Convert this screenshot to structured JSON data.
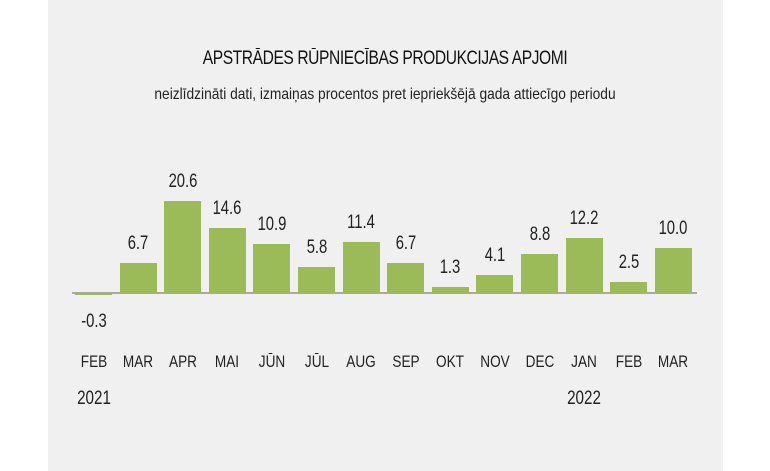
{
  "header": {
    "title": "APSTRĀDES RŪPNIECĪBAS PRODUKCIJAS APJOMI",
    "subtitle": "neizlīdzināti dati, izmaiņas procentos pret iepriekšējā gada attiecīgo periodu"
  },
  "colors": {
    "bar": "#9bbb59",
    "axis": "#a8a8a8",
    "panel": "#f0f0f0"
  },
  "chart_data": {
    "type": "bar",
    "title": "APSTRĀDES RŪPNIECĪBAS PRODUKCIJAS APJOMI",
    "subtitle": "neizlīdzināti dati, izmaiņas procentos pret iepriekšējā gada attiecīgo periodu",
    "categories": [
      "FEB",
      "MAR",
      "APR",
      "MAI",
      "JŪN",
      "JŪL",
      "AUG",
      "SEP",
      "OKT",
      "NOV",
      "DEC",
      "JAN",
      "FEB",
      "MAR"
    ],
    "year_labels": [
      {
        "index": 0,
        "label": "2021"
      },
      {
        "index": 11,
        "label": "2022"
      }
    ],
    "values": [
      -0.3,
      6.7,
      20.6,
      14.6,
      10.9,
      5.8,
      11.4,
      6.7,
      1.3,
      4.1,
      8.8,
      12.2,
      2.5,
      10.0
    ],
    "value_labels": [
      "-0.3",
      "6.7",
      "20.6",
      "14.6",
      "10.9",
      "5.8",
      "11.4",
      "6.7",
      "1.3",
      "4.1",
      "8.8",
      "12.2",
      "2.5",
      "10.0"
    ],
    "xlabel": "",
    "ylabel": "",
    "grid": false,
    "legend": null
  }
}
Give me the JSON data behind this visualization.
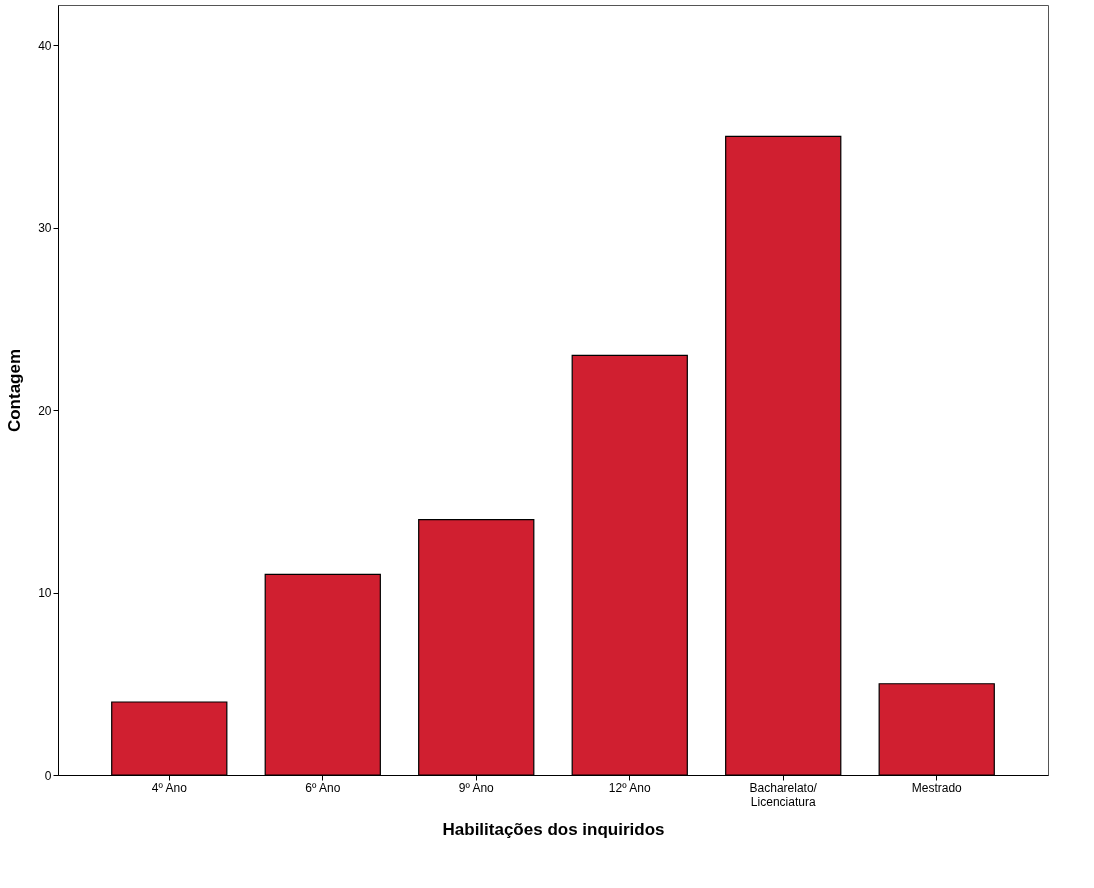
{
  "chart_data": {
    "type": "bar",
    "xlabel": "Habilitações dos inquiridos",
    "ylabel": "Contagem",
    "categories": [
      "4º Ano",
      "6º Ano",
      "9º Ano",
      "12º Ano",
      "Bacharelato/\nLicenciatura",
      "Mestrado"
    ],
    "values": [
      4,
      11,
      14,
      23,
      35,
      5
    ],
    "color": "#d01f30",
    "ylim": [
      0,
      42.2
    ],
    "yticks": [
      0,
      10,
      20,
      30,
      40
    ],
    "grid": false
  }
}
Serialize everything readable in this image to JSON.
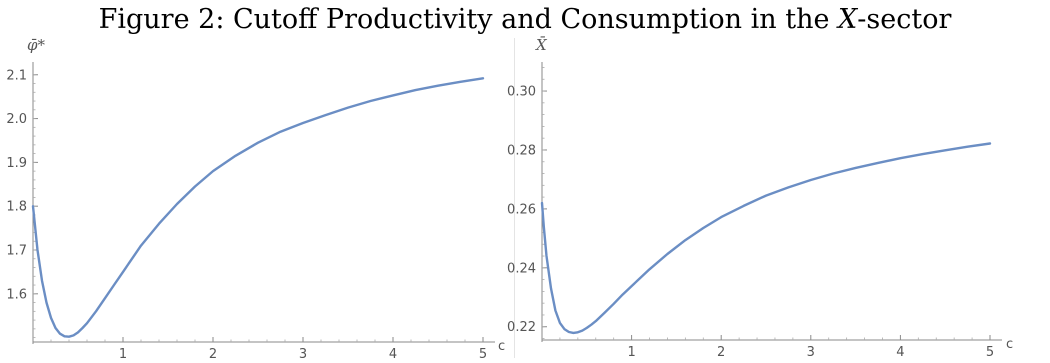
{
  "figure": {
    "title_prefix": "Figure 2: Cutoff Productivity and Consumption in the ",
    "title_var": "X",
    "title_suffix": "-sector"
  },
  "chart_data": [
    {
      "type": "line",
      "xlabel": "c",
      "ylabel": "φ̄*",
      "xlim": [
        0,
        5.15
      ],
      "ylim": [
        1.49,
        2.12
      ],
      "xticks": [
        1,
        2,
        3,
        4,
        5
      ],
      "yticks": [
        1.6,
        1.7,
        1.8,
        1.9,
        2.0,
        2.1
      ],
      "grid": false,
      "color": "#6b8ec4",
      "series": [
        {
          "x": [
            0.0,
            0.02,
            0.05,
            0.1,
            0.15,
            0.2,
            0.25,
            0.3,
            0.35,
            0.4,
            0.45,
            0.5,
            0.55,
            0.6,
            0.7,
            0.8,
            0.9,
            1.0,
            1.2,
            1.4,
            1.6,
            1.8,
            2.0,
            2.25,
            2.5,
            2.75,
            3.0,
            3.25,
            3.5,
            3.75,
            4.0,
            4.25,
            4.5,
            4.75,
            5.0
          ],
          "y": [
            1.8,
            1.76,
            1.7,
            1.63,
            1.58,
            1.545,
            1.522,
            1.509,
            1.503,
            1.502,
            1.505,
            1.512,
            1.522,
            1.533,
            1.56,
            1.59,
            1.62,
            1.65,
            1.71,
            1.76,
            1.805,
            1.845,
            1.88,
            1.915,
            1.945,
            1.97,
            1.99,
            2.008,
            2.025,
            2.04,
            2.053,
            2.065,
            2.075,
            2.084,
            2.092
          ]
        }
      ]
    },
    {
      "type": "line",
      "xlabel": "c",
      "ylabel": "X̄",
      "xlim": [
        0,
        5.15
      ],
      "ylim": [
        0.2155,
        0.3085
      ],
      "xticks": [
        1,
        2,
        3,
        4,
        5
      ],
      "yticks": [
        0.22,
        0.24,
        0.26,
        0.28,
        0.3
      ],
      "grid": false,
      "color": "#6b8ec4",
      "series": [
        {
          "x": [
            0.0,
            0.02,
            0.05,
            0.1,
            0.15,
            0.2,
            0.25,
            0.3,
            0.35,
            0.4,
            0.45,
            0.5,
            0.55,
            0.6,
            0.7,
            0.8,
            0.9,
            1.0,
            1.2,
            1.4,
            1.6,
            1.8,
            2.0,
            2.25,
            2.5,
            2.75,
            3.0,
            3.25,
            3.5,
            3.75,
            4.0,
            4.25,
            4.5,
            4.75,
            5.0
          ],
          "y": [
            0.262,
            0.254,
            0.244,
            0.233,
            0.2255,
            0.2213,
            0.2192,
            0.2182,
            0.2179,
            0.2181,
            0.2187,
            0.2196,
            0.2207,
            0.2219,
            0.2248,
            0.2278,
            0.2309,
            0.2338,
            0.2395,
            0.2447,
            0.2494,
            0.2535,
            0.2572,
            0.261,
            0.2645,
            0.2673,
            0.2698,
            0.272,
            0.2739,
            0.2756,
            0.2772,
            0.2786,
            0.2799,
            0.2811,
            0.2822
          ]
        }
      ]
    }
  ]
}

........

#### [GIVEN REQUEST]
From the material above, reproduce everything verbatim except the pictures.

#### [FULL OUTPUT]
Convert this screenshot to structured JSON data.
{
  "header": {
    "title": "APSTRĀDES RŪPNIECĪBAS PRODUKCIJAS APJOMI",
    "subtitle": "neizlīdzināti dati, izmaiņas procentos pret iepriekšējā gada attiecīgo periodu"
  },
  "colors": {
    "bar": "#9bbb59",
    "axis": "#a8a8a8",
    "panel": "#f0f0f0"
  },
  "chart_data": {
    "type": "bar",
    "title": "APSTRĀDES RŪPNIECĪBAS PRODUKCIJAS APJOMI",
    "subtitle": "neizlīdzināti dati, izmaiņas procentos pret iepriekšējā gada attiecīgo periodu",
    "categories": [
      "FEB",
      "MAR",
      "APR",
      "MAI",
      "JŪN",
      "JŪL",
      "AUG",
      "SEP",
      "OKT",
      "NOV",
      "DEC",
      "JAN",
      "FEB",
      "MAR"
    ],
    "year_labels": [
      {
        "index": 0,
        "label": "2021"
      },
      {
        "index": 11,
        "label": "2022"
      }
    ],
    "values": [
      -0.3,
      6.7,
      20.6,
      14.6,
      10.9,
      5.8,
      11.4,
      6.7,
      1.3,
      4.1,
      8.8,
      12.2,
      2.5,
      10.0
    ],
    "value_labels": [
      "-0.3",
      "6.7",
      "20.6",
      "14.6",
      "10.9",
      "5.8",
      "11.4",
      "6.7",
      "1.3",
      "4.1",
      "8.8",
      "12.2",
      "2.5",
      "10.0"
    ],
    "xlabel": "",
    "ylabel": "",
    "grid": false,
    "legend": null
  }
}
Give me the JSON data behind this visualization.
{
  "chart_data": {
    "type": "bar",
    "xlabel": "Habilitações dos inquiridos",
    "ylabel": "Contagem",
    "categories": [
      "4º Ano",
      "6º Ano",
      "9º Ano",
      "12º Ano",
      "Bacharelato/\nLicenciatura",
      "Mestrado"
    ],
    "values": [
      4,
      11,
      14,
      23,
      35,
      5
    ],
    "color": "#d01f30",
    "ylim": [
      0,
      42.2
    ],
    "yticks": [
      0,
      10,
      20,
      30,
      40
    ],
    "grid": false
  }
}
Serialize everything readable in this image to JSON.
{
  "figure": {
    "title_prefix": "Figure 2: Cutoff Productivity and Consumption in the ",
    "title_var": "X",
    "title_suffix": "-sector"
  },
  "chart_data": [
    {
      "type": "line",
      "xlabel": "c",
      "ylabel": "φ̄*",
      "xlim": [
        0,
        5.15
      ],
      "ylim": [
        1.49,
        2.12
      ],
      "xticks": [
        1,
        2,
        3,
        4,
        5
      ],
      "yticks": [
        1.6,
        1.7,
        1.8,
        1.9,
        2.0,
        2.1
      ],
      "grid": false,
      "color": "#6b8ec4",
      "series": [
        {
          "x": [
            0.0,
            0.02,
            0.05,
            0.1,
            0.15,
            0.2,
            0.25,
            0.3,
            0.35,
            0.4,
            0.45,
            0.5,
            0.55,
            0.6,
            0.7,
            0.8,
            0.9,
            1.0,
            1.2,
            1.4,
            1.6,
            1.8,
            2.0,
            2.25,
            2.5,
            2.75,
            3.0,
            3.25,
            3.5,
            3.75,
            4.0,
            4.25,
            4.5,
            4.75,
            5.0
          ],
          "y": [
            1.8,
            1.76,
            1.7,
            1.63,
            1.58,
            1.545,
            1.522,
            1.509,
            1.503,
            1.502,
            1.505,
            1.512,
            1.522,
            1.533,
            1.56,
            1.59,
            1.62,
            1.65,
            1.71,
            1.76,
            1.805,
            1.845,
            1.88,
            1.915,
            1.945,
            1.97,
            1.99,
            2.008,
            2.025,
            2.04,
            2.053,
            2.065,
            2.075,
            2.084,
            2.092
          ]
        }
      ]
    },
    {
      "type": "line",
      "xlabel": "c",
      "ylabel": "X̄",
      "xlim": [
        0,
        5.15
      ],
      "ylim": [
        0.2155,
        0.3085
      ],
      "xticks": [
        1,
        2,
        3,
        4,
        5
      ],
      "yticks": [
        0.22,
        0.24,
        0.26,
        0.28,
        0.3
      ],
      "grid": false,
      "color": "#6b8ec4",
      "series": [
        {
          "x": [
            0.0,
            0.02,
            0.05,
            0.1,
            0.15,
            0.2,
            0.25,
            0.3,
            0.35,
            0.4,
            0.45,
            0.5,
            0.55,
            0.6,
            0.7,
            0.8,
            0.9,
            1.0,
            1.2,
            1.4,
            1.6,
            1.8,
            2.0,
            2.25,
            2.5,
            2.75,
            3.0,
            3.25,
            3.5,
            3.75,
            4.0,
            4.25,
            4.5,
            4.75,
            5.0
          ],
          "y": [
            0.262,
            0.254,
            0.244,
            0.233,
            0.2255,
            0.2213,
            0.2192,
            0.2182,
            0.2179,
            0.2181,
            0.2187,
            0.2196,
            0.2207,
            0.2219,
            0.2248,
            0.2278,
            0.2309,
            0.2338,
            0.2395,
            0.2447,
            0.2494,
            0.2535,
            0.2572,
            0.261,
            0.2645,
            0.2673,
            0.2698,
            0.272,
            0.2739,
            0.2756,
            0.2772,
            0.2786,
            0.2799,
            0.2811,
            0.2822
          ]
        }
      ]
    }
  ]
}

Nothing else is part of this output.